= PROBLEM STATEMENT =
Identify each line in the records below that contains the word "власти", and copy it.

<<<<

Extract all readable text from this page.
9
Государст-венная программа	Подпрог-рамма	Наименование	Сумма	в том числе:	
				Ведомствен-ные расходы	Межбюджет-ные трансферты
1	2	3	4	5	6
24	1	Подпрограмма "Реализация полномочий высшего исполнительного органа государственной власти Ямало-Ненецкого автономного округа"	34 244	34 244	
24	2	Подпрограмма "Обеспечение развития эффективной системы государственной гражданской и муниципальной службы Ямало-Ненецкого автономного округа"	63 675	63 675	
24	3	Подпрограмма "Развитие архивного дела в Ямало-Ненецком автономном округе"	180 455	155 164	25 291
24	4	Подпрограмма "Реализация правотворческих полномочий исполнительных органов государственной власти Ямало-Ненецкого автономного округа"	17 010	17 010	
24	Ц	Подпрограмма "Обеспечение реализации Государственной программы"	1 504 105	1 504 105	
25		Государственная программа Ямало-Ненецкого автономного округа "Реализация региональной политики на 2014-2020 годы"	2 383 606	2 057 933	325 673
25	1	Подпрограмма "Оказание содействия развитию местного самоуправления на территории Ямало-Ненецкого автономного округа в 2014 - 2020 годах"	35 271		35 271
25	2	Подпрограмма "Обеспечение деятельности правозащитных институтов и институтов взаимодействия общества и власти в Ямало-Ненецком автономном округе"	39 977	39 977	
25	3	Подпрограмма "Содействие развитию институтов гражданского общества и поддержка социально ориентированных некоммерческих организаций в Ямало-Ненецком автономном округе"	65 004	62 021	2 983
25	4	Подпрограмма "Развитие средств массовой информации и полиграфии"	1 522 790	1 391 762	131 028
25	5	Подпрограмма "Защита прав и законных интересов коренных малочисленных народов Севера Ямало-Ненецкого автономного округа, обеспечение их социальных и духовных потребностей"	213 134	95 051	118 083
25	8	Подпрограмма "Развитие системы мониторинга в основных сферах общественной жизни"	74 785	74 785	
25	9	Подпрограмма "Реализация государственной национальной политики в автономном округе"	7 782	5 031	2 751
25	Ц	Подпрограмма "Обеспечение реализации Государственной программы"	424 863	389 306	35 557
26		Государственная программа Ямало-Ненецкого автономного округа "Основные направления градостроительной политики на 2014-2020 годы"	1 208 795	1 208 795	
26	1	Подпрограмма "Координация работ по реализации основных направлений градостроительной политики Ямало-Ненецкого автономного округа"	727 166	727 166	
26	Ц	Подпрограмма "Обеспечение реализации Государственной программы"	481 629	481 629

>>>>

= EXERCISE SOLUTION =
24	1	Подпрограмма "Реализация полномочий высшего исполнительного органа государственной власти Ямало-Ненецкого автономного округа"	34 244	34 244	
24	4	Подпрограмма "Реализация правотворческих полномочий исполнительных органов государственной власти Ямало-Ненецкого автономного округа"	17 010	17 010	
25	2	Подпрограмма "Обеспечение деятельности правозащитных институтов и институтов взаимодействия общества и власти в Ямало-Ненецком автономном округе"	39 977	39 977	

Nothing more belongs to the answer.